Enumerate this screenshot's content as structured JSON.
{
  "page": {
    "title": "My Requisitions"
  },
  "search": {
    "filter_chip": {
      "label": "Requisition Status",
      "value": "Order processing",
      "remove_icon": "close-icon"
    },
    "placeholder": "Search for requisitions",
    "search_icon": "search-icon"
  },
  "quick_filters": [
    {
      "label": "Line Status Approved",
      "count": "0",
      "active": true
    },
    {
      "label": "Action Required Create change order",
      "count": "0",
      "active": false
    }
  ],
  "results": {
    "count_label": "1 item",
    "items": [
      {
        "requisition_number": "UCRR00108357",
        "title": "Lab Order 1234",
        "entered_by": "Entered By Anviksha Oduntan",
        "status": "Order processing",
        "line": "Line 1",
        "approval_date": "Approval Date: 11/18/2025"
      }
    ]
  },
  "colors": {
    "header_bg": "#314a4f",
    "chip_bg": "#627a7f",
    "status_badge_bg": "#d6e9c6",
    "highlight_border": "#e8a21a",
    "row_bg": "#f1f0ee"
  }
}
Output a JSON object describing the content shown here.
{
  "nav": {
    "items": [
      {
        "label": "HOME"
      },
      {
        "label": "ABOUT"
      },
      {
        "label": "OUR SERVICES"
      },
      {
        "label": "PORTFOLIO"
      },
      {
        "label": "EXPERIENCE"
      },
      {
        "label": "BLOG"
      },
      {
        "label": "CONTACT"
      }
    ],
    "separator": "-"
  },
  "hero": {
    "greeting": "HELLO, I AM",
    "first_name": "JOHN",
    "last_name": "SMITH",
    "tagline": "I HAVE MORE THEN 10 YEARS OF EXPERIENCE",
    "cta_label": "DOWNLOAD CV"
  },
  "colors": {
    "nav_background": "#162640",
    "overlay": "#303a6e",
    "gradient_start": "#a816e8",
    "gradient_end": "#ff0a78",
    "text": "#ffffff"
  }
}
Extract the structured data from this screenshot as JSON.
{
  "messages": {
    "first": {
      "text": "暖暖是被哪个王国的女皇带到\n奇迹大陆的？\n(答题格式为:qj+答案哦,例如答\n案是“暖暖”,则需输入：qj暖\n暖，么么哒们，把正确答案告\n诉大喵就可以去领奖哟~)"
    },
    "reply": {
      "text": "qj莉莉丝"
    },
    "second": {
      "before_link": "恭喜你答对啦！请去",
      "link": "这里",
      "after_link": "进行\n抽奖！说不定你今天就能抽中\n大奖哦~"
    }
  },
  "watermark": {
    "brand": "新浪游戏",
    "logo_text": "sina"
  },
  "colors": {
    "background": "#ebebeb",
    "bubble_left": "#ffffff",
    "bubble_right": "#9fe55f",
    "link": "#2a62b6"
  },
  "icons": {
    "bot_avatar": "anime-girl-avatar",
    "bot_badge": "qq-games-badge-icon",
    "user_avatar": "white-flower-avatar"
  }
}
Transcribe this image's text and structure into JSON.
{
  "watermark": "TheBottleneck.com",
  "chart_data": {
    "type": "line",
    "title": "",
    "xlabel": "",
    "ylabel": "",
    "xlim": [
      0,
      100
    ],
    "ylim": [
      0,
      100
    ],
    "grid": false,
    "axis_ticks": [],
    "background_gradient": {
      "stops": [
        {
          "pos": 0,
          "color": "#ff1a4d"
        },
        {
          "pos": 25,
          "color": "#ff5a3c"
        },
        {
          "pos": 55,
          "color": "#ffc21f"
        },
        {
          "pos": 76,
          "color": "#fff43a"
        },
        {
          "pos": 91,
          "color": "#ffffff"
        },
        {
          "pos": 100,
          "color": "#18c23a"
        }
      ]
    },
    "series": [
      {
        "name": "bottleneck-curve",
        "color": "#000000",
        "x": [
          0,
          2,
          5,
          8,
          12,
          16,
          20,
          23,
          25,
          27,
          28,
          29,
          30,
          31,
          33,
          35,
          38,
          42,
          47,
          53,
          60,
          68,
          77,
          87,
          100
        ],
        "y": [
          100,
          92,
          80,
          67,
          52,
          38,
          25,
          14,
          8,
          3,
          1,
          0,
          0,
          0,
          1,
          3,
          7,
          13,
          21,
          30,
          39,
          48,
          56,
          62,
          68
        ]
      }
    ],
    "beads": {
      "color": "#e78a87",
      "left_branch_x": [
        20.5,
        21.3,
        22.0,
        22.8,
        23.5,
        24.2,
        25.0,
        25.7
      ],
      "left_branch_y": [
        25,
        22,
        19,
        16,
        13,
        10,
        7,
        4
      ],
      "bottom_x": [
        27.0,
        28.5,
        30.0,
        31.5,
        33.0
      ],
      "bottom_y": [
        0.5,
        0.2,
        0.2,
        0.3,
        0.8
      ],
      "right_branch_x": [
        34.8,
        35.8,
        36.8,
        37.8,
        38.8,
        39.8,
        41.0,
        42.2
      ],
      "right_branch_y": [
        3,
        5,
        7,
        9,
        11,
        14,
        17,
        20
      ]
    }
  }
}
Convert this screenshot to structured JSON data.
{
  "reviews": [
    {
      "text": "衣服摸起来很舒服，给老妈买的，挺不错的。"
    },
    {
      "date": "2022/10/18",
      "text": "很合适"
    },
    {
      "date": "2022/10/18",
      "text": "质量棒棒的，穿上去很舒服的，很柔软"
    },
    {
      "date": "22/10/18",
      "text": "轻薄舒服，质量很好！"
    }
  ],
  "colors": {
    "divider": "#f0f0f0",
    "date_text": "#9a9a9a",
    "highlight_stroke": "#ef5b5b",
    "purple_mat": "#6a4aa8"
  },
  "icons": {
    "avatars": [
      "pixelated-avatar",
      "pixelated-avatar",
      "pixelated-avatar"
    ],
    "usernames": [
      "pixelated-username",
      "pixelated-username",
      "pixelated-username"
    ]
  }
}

_Problem to solve_:
Scan the data above; copy every line where "screenshot" appears.

_Full response_:
Enumerate this screenshot's content as structured JSON.
Extract the structured data from this screenshot as JSON.
Convert this screenshot to structured JSON data.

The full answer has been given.